* Set problem:
Work out the number of lines with the word "mybatis" in the material below, then reply with that number only.

***** Supplied records

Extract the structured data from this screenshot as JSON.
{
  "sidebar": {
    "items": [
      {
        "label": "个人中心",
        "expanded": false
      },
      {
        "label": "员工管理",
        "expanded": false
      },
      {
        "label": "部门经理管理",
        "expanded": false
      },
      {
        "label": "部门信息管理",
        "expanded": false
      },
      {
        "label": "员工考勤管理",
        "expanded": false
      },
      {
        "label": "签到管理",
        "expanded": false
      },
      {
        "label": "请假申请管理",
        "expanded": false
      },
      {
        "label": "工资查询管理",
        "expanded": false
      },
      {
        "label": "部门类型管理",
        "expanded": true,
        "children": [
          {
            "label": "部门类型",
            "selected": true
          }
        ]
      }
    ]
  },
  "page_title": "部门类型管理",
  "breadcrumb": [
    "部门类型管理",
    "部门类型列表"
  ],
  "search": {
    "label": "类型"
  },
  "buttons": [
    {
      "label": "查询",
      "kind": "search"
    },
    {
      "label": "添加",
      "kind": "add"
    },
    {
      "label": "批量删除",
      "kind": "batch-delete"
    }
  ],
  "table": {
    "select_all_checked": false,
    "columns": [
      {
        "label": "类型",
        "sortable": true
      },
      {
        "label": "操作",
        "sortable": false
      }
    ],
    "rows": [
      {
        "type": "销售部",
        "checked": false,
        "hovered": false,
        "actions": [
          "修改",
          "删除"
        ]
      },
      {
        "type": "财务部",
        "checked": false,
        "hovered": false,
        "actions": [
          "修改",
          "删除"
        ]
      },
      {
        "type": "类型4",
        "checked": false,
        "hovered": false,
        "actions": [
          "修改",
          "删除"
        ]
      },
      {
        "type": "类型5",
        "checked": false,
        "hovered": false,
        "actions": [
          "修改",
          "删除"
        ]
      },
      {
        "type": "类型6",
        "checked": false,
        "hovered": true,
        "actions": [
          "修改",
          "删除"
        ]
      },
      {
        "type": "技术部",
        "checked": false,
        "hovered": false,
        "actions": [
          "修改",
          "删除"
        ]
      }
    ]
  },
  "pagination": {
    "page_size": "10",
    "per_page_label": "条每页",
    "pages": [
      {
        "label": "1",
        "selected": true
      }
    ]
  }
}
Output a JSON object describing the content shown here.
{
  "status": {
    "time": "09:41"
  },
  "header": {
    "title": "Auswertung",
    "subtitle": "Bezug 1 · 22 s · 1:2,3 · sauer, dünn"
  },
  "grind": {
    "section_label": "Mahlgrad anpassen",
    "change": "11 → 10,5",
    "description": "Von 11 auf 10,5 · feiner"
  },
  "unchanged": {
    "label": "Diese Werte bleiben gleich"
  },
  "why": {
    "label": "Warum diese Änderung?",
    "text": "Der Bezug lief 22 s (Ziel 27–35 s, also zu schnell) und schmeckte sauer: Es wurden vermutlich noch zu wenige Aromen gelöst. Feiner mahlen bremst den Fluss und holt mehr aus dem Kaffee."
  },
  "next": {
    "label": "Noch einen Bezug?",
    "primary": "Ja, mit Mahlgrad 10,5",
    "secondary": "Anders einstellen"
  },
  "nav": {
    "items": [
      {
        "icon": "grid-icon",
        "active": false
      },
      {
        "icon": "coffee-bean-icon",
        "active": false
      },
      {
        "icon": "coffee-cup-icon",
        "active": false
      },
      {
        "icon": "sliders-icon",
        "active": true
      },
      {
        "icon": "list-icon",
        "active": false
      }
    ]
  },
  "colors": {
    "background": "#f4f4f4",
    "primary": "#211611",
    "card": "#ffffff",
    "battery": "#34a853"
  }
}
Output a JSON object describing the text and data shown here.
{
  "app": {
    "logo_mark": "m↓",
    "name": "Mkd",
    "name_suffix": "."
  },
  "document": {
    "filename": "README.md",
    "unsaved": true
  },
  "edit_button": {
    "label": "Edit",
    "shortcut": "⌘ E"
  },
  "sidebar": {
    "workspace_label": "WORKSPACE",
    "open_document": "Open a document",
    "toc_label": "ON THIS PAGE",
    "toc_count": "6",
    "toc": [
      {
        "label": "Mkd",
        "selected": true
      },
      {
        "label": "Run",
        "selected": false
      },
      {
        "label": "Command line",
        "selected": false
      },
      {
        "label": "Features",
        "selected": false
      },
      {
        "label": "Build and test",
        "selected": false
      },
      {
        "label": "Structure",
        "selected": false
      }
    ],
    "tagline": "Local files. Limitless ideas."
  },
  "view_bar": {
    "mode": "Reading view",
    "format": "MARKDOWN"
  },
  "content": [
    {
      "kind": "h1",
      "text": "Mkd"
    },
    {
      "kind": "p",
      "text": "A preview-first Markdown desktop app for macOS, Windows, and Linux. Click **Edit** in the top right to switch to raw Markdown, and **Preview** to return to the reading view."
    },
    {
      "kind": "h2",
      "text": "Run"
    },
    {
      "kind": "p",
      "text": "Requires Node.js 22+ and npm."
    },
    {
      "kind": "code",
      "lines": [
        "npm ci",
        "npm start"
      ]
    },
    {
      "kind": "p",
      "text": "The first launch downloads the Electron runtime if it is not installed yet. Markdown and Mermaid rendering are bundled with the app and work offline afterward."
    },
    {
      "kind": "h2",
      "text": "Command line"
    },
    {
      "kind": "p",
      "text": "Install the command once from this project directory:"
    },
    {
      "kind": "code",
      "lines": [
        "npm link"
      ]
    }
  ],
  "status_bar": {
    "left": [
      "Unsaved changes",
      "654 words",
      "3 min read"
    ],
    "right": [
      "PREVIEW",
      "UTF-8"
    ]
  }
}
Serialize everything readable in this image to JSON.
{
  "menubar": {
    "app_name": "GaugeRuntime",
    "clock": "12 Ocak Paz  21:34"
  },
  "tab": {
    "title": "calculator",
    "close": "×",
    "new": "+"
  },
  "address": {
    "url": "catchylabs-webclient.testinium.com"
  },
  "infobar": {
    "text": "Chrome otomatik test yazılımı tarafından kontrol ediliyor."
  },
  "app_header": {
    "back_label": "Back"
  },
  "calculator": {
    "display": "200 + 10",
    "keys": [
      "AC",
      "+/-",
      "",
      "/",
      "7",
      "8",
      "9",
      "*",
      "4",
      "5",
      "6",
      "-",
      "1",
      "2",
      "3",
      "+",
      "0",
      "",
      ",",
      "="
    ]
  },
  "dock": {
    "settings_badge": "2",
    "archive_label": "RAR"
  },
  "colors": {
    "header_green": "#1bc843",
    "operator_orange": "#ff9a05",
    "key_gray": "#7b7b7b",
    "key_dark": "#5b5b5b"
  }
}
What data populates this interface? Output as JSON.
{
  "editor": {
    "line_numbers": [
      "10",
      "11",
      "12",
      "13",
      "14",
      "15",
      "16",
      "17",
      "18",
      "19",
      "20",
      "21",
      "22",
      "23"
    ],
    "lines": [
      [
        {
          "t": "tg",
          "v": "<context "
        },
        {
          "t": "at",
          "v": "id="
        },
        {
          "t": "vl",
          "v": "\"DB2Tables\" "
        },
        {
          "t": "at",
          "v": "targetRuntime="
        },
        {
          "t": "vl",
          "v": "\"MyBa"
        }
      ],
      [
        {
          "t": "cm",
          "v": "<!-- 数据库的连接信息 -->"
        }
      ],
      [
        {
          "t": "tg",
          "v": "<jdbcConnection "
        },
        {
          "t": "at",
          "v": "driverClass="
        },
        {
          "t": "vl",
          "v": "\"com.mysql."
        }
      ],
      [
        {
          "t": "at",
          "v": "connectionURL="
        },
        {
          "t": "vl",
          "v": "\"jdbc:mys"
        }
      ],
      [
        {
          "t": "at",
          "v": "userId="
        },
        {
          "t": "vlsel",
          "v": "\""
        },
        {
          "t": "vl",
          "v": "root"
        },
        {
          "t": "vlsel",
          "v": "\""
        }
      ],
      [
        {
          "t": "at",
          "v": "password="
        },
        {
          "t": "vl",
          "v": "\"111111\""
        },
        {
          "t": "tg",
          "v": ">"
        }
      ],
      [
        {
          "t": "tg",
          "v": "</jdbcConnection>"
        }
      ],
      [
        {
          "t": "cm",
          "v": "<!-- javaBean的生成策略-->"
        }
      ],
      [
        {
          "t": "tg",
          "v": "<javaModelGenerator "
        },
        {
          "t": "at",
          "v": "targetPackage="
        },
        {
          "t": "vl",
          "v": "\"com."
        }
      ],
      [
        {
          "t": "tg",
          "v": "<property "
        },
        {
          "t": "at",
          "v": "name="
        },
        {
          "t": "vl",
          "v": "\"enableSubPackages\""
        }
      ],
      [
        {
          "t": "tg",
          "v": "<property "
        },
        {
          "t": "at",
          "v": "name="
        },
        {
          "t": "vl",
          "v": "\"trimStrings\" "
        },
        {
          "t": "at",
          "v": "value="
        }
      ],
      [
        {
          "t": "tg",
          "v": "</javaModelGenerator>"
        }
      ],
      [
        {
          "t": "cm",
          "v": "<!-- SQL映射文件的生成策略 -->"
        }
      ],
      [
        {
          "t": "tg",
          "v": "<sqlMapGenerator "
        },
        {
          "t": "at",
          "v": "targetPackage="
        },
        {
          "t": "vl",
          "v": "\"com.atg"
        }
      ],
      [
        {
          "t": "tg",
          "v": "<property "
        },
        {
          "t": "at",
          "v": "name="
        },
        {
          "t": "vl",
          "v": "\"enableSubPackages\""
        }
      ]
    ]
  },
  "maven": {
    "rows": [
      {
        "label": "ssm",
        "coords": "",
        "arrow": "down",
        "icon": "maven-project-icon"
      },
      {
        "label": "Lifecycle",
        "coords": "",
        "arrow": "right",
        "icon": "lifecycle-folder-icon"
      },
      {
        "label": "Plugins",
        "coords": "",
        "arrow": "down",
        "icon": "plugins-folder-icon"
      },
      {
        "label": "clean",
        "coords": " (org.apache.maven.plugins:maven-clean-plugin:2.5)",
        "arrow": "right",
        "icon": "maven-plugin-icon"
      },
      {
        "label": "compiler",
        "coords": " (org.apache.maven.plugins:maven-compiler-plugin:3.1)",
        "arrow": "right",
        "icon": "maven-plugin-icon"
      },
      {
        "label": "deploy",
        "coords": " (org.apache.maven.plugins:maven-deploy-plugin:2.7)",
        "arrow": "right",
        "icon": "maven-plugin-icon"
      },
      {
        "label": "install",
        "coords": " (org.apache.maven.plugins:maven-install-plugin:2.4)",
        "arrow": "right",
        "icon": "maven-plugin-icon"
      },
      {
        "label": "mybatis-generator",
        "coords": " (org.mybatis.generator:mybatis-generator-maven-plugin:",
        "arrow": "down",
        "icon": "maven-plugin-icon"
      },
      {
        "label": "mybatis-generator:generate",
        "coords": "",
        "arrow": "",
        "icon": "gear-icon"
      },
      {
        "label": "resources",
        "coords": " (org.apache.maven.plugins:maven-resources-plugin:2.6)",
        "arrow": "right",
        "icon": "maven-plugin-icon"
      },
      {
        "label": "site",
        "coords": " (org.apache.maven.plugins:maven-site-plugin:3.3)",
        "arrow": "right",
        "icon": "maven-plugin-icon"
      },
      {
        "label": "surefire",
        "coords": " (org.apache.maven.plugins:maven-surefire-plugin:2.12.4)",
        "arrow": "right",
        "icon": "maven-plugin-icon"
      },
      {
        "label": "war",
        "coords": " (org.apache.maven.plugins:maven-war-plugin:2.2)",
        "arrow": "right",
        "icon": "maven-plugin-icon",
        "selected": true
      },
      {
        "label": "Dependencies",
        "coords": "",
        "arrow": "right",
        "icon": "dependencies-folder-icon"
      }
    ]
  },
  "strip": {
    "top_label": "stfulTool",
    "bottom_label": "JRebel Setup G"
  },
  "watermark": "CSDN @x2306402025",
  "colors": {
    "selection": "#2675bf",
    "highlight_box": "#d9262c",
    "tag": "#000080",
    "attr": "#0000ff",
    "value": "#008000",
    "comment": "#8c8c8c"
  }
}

**********

* Answer to this exercise:
3